[Problem details]
Using the case header, answer the following:
(a) What citation is given for the decision?
(b) Who argued the cause for the petitioner?
(c) Which circuit judge wrote the opinion for the court?
Start Excerpt provided
Green Aviation Mgmt. Co. v. Fed. Aviation Admin.

Decision Date17 April 2012
Docket NumberNo. 11–1260.,11–1260.
Citation676 F.3d 200
PartiesGREEN AVIATION MANAGEMENT CO., LLC, Petitioner v. FEDERAL AVIATION ADMINISTRATION, Respondent.
CourtU.S. Court of Appeals — District of Columbia Circuit

OPINION TEXT STARTS HERE

On Petition for Review of an Order of the Federal Aviation Administration.Gregory Sean Winton argued the cause and filed the briefs for petitioner.

Benjamin S. Kingsley, Attorney, U.S. Department of Justice, argued the cause for respondent. With him on the brief were Tony West, Assistant Attorney General, and Michael Jay Singer, Attorney.

Before: HENDERSON, ROGERS and TATEL, Circuit Judges.

Opinion for the Court by Circuit Judge ROGERS.

ROGERS, Circuit Judge.
End Excerpt provided
Start Data segment
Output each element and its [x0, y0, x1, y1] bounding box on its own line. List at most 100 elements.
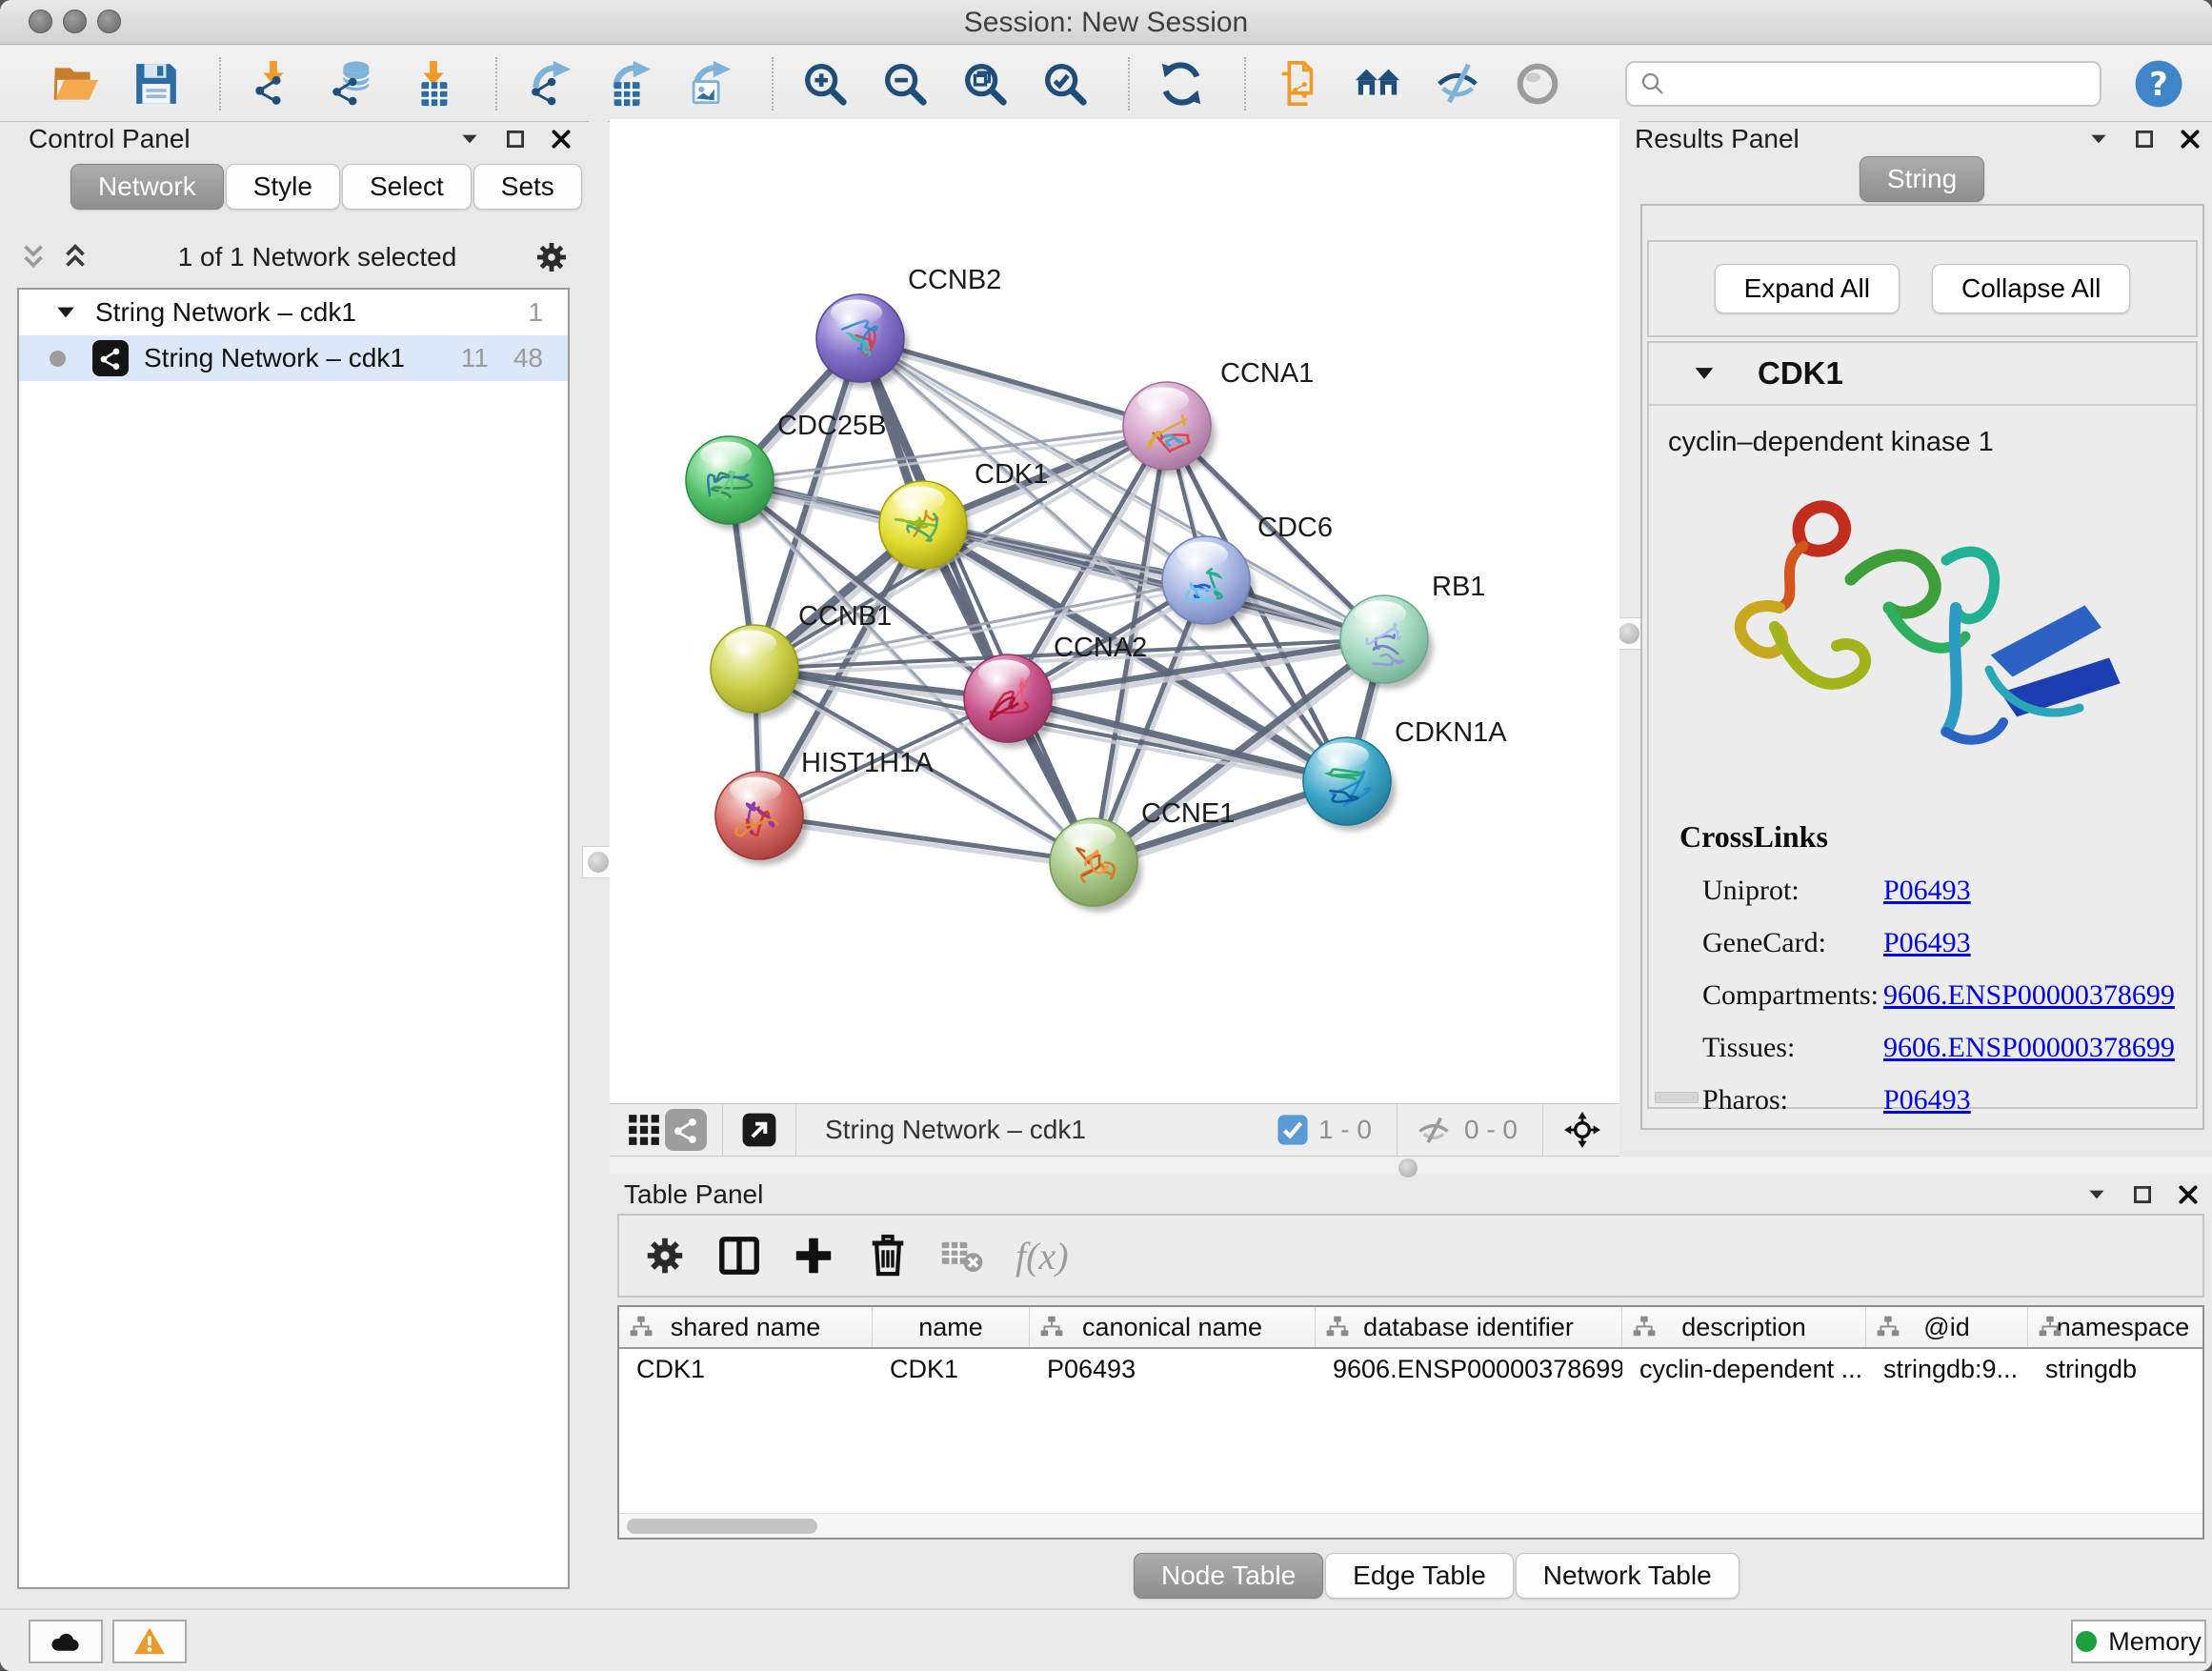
End Data segment
[Exercise answer]
(a) 676 F.3d 200
(b) Gregory Sean Winton
(c) Circuit Judge Rogers